_Direction_
Word for word, print each line of the listing below; pictures stay out.

[Lines of data]
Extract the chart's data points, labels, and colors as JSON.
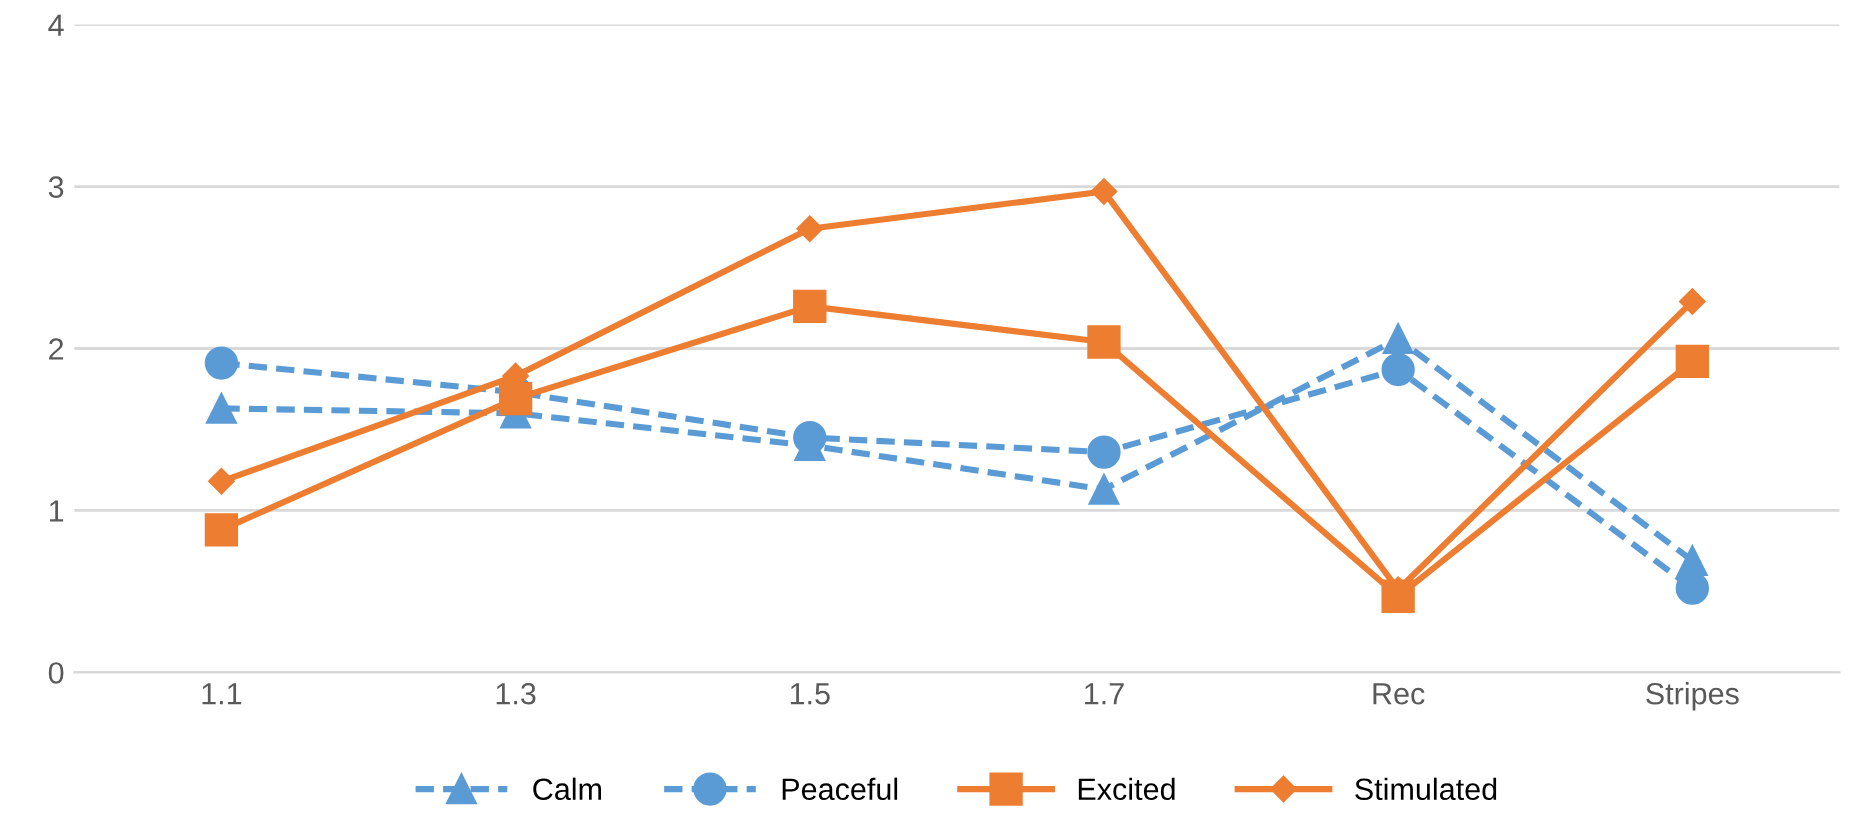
{
  "chart_data": {
    "type": "line",
    "categories": [
      "1.1",
      "1.3",
      "1.5",
      "1.7",
      "Rec",
      "Stripes"
    ],
    "series": [
      {
        "name": "Calm",
        "color": "#5b9bd5",
        "marker": "triangle",
        "line_style": "dashed",
        "values": [
          1.63,
          1.6,
          1.4,
          1.13,
          2.06,
          0.69
        ]
      },
      {
        "name": "Peaceful",
        "color": "#5b9bd5",
        "marker": "circle",
        "line_style": "dashed",
        "values": [
          1.91,
          1.73,
          1.45,
          1.36,
          1.87,
          0.52
        ]
      },
      {
        "name": "Excited",
        "color": "#ed7d31",
        "marker": "square",
        "line_style": "solid",
        "values": [
          0.88,
          1.69,
          2.26,
          2.04,
          0.47,
          1.92
        ]
      },
      {
        "name": "Stimulated",
        "color": "#ed7d31",
        "marker": "diamond",
        "line_style": "solid",
        "values": [
          1.18,
          1.83,
          2.74,
          2.97,
          0.51,
          2.29
        ]
      }
    ],
    "ylim": [
      0,
      4
    ],
    "yticks": [
      0,
      1,
      2,
      3,
      4
    ],
    "grid": "y",
    "legend": "bottom"
  }
}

_Response for this exercise_
Extract the chart's data points, labels, and colors as JSON.
{
  "chart_data": {
    "type": "line",
    "categories": [
      "1.1",
      "1.3",
      "1.5",
      "1.7",
      "Rec",
      "Stripes"
    ],
    "series": [
      {
        "name": "Calm",
        "color": "#5b9bd5",
        "marker": "triangle",
        "line_style": "dashed",
        "values": [
          1.63,
          1.6,
          1.4,
          1.13,
          2.06,
          0.69
        ]
      },
      {
        "name": "Peaceful",
        "color": "#5b9bd5",
        "marker": "circle",
        "line_style": "dashed",
        "values": [
          1.91,
          1.73,
          1.45,
          1.36,
          1.87,
          0.52
        ]
      },
      {
        "name": "Excited",
        "color": "#ed7d31",
        "marker": "square",
        "line_style": "solid",
        "values": [
          0.88,
          1.69,
          2.26,
          2.04,
          0.47,
          1.92
        ]
      },
      {
        "name": "Stimulated",
        "color": "#ed7d31",
        "marker": "diamond",
        "line_style": "solid",
        "values": [
          1.18,
          1.83,
          2.74,
          2.97,
          0.51,
          2.29
        ]
      }
    ],
    "ylim": [
      0,
      4
    ],
    "yticks": [
      0,
      1,
      2,
      3,
      4
    ],
    "grid": "y",
    "legend": "bottom"
  }
}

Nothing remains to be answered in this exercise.